What the exercise asks
Go through the data below. Pull out every line that has the word "will".

== Records shown ==

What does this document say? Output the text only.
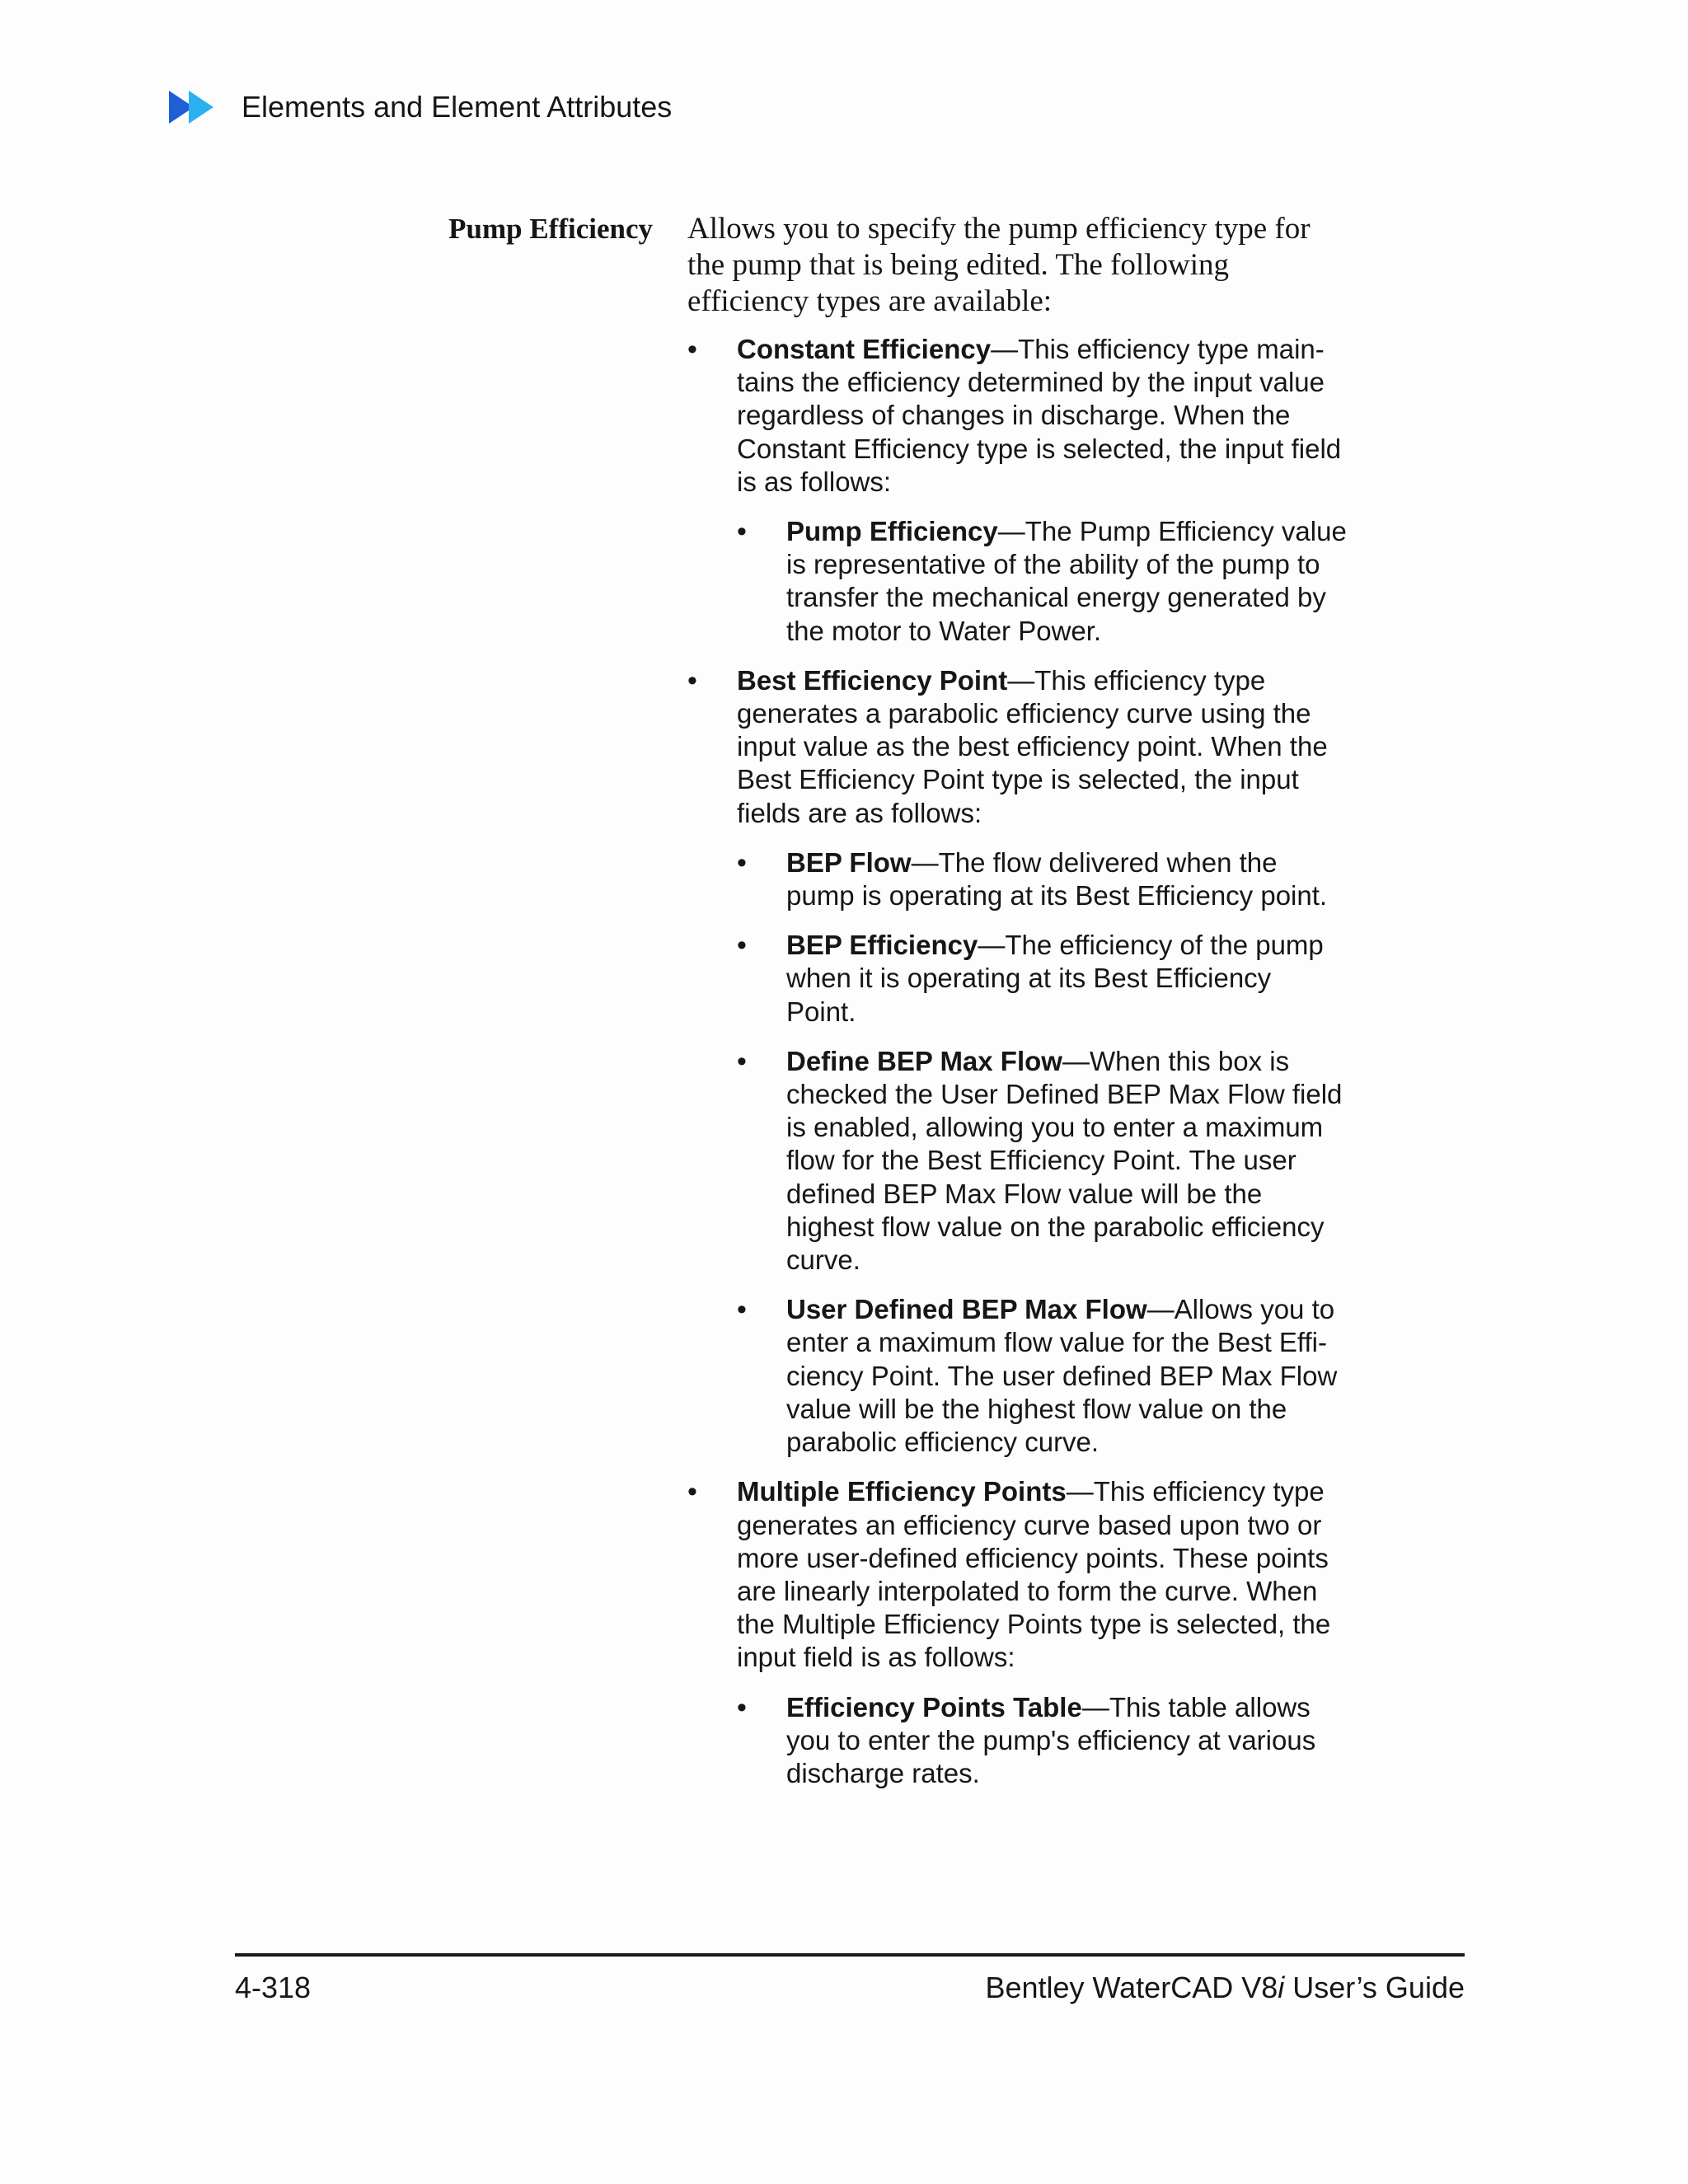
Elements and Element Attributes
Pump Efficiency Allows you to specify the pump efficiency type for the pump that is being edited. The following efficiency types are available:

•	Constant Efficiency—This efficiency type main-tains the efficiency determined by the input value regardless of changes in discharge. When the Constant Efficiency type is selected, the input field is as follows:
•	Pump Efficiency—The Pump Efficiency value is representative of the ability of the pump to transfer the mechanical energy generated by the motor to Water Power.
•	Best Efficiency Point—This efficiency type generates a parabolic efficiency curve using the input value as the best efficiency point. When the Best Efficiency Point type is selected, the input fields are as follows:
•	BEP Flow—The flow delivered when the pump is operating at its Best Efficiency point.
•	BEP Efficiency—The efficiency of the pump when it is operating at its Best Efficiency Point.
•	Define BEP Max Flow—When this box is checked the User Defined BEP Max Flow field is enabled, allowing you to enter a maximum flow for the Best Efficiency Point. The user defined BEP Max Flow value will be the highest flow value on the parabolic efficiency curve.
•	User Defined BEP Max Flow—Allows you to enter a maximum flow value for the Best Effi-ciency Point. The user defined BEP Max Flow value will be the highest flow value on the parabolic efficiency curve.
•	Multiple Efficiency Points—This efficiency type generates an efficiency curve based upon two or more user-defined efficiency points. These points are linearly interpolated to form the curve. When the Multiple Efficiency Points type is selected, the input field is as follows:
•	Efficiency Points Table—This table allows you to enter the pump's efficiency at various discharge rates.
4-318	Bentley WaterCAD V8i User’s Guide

===

Expected answer
•	Define BEP Max Flow—When this box is checked the User Defined BEP Max Flow field is enabled, allowing you to enter a maximum flow for the Best Efficiency Point. The user defined BEP Max Flow value will be the highest flow value on the parabolic efficiency curve.
•	User Defined BEP Max Flow—Allows you to enter a maximum flow value for the Best Effi-ciency Point. The user defined BEP Max Flow value will be the highest flow value on the parabolic efficiency curve.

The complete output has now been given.